Problem description:
Entries follow. Set all of them down as they stand.

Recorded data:
+ + + + + + +

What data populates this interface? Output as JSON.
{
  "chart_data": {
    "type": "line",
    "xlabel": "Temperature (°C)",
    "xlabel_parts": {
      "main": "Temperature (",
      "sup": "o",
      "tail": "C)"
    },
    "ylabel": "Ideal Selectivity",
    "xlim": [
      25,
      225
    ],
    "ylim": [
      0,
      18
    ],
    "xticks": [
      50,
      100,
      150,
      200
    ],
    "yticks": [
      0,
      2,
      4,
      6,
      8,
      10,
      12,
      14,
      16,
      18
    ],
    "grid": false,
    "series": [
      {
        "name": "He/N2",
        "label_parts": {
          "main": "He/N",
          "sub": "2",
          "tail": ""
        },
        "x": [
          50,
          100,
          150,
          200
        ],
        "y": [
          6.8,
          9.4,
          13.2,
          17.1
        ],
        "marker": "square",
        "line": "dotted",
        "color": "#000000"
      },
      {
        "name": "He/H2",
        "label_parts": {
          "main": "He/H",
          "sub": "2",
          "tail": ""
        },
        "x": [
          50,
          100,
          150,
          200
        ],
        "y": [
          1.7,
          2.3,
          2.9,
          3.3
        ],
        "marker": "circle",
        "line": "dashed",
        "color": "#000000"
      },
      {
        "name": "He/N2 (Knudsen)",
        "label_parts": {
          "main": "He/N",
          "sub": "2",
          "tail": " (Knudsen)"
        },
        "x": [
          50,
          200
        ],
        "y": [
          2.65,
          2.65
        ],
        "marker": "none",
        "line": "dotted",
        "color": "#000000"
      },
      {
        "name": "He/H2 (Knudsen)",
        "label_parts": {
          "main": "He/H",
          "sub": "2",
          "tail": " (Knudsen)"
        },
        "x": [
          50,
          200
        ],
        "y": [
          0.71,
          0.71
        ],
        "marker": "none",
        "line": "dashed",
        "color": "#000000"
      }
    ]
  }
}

+ + + + + + +

Right answer:
What data populates this interface? Output as JSON.
{
  "chart_data": {
    "type": "line",
    "xlabel": "Temperature (°C)",
    "xlabel_parts": {
      "main": "Temperature (",
      "sup": "o",
      "tail": "C)"
    },
    "ylabel": "Ideal Selectivity",
    "xlim": [
      25,
      225
    ],
    "ylim": [
      0,
      18
    ],
    "xticks": [
      50,
      100,
      150,
      200
    ],
    "yticks": [
      0,
      2,
      4,
      6,
      8,
      10,
      12,
      14,
      16,
      18
    ],
    "grid": false,
    "series": [
      {
        "name": "He/N2",
        "label_parts": {
          "main": "He/N",
          "sub": "2",
          "tail": ""
        },
        "x": [
          50,
          100,
          150,
          200
        ],
        "y": [
          6.8,
          9.4,
          13.2,
          17.1
        ],
        "marker": "square",
        "line": "dotted",
        "color": "#000000"
      },
      {
        "name": "He/H2",
        "label_parts": {
          "main": "He/H",
          "sub": "2",
          "tail": ""
        },
        "x": [
          50,
          100,
          150,
          200
        ],
        "y": [
          1.7,
          2.3,
          2.9,
          3.3
        ],
        "marker": "circle",
        "line": "dashed",
        "color": "#000000"
      },
      {
        "name": "He/N2 (Knudsen)",
        "label_parts": {
          "main": "He/N",
          "sub": "2",
          "tail": " (Knudsen)"
        },
        "x": [
          50,
          200
        ],
        "y": [
          2.65,
          2.65
        ],
        "marker": "none",
        "line": "dotted",
        "color": "#000000"
      },
      {
        "name": "He/H2 (Knudsen)",
        "label_parts": {
          "main": "He/H",
          "sub": "2",
          "tail": " (Knudsen)"
        },
        "x": [
          50,
          200
        ],
        "y": [
          0.71,
          0.71
        ],
        "marker": "none",
        "line": "dashed",
        "color": "#000000"
      }
    ]
  }
}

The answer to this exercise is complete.